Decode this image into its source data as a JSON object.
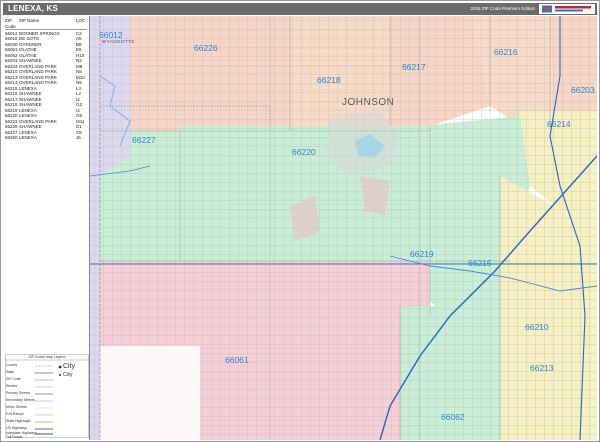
{
  "header": {
    "title": "LENEXA, KS",
    "subtitle": "2025 ZIP Code Premium Edition"
  },
  "index": {
    "head": {
      "zip": "ZIP Code",
      "name": "ZIP Name",
      "loc": "LOC"
    },
    "rows": [
      {
        "zip": "66012",
        "name": "BONNER SPRINGS",
        "loc": "C2"
      },
      {
        "zip": "66018",
        "name": "DE SOTO",
        "loc": "A5"
      },
      {
        "zip": "66030",
        "name": "GARDNER",
        "loc": "B8"
      },
      {
        "zip": "66061",
        "name": "OLATHE",
        "loc": "E9"
      },
      {
        "zip": "66062",
        "name": "OLATHE",
        "loc": "H10"
      },
      {
        "zip": "66203",
        "name": "SHAWNEE",
        "loc": "N2"
      },
      {
        "zip": "66204",
        "name": "OVERLAND PARK",
        "loc": "M8"
      },
      {
        "zip": "66210",
        "name": "OVERLAND PARK",
        "loc": "N6"
      },
      {
        "zip": "66213",
        "name": "OVERLAND PARK",
        "loc": "M10"
      },
      {
        "zip": "66214",
        "name": "OVERLAND PARK",
        "loc": "N5"
      },
      {
        "zip": "66215",
        "name": "LENEXA",
        "loc": "L4"
      },
      {
        "zip": "66216",
        "name": "SHAWNEE",
        "loc": "L2"
      },
      {
        "zip": "66217",
        "name": "SHAWNEE",
        "loc": "I2"
      },
      {
        "zip": "66218",
        "name": "SHAWNEE",
        "loc": "G2"
      },
      {
        "zip": "66219",
        "name": "LENEXA",
        "loc": "I4"
      },
      {
        "zip": "66220",
        "name": "LENEXA",
        "loc": "G5"
      },
      {
        "zip": "66223",
        "name": "OVERLAND PARK",
        "loc": "M11"
      },
      {
        "zip": "66226",
        "name": "SHAWNEE",
        "loc": "D1"
      },
      {
        "zip": "66227",
        "name": "LENEXA",
        "loc": "C6"
      },
      {
        "zip": "66250",
        "name": "LENEXA",
        "loc": "J6"
      }
    ]
  },
  "legend": {
    "title": "ZIP Codes Map Legend",
    "items": [
      {
        "label": "County"
      },
      {
        "label": "State"
      },
      {
        "label": "ZIP Code"
      },
      {
        "label": "Streets"
      },
      {
        "label": "Primary Streets"
      },
      {
        "label": "Secondary Streets"
      },
      {
        "label": "Minor Streets"
      },
      {
        "label": "Exit Ramps"
      },
      {
        "label": "State Highways"
      },
      {
        "label": "US Highways"
      },
      {
        "label": "Interstate Highways"
      },
      {
        "label": "Toll Roads"
      }
    ],
    "city_big": "City",
    "city_small": "City"
  },
  "map": {
    "county_johnson": "JOHNSON",
    "county_wyandotte": "WYANDOTTE",
    "zips": [
      "66012",
      "66226",
      "66218",
      "66217",
      "66216",
      "66203",
      "66227",
      "66220",
      "66214",
      "66219",
      "66215",
      "66210",
      "66061",
      "66062",
      "66213"
    ]
  },
  "colors": {
    "title_bg": "#6b6b6b",
    "peach": "#f8d6c6",
    "green": "#c8efd6",
    "pink": "#f6cfd4",
    "yellow": "#f6efbf",
    "lavender": "#ddd8ef",
    "zip_label": "#2f86d6",
    "highway": "#3d78c7"
  }
}
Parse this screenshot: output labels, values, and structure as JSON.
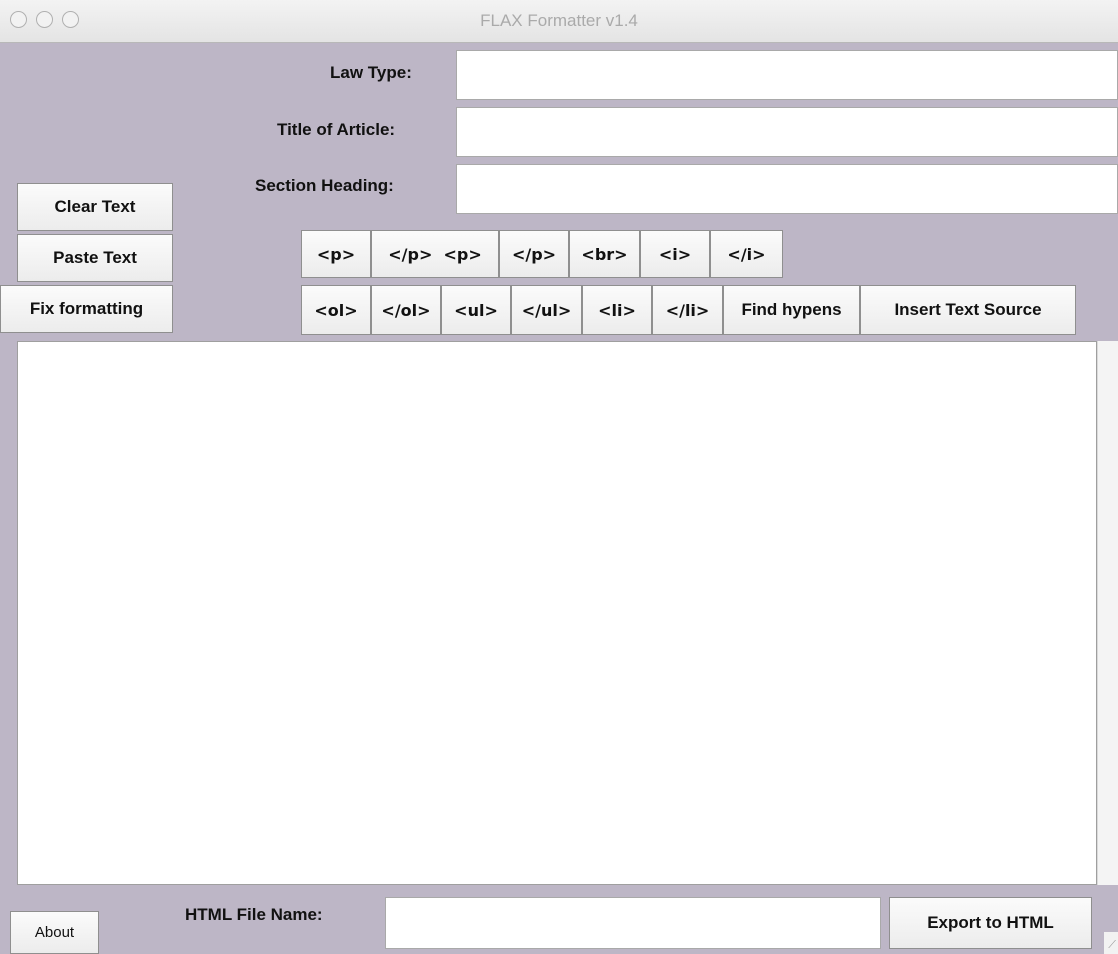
{
  "window": {
    "title": "FLAX Formatter v1.4"
  },
  "fields": {
    "law_type_label": "Law Type:",
    "title_label": "Title of Article:",
    "section_label": "Section Heading:",
    "law_type_value": "",
    "title_value": "",
    "section_value": ""
  },
  "side_buttons": {
    "clear": "Clear Text",
    "paste": "Paste Text",
    "fix": "Fix formatting"
  },
  "tag_row1": [
    "<p>",
    "</p>  <p>",
    "</p>",
    "<br>",
    "<i>",
    "</i>"
  ],
  "tag_row2": [
    "<ol>",
    "</ol>",
    "<ul>",
    "</ul>",
    "<li>",
    "</li>",
    "Find hypens",
    "Insert Text Source"
  ],
  "editor": {
    "content": ""
  },
  "footer": {
    "about": "About",
    "file_label": "HTML File Name:",
    "file_value": "",
    "export": "Export to HTML"
  }
}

**Task directions:** Identify every line above that includes the word "JSON", and show those lines.

**The response:**
Decode this image into its source data as a JSON object.
Parse this screenshot: output labels, values, and structure as JSON.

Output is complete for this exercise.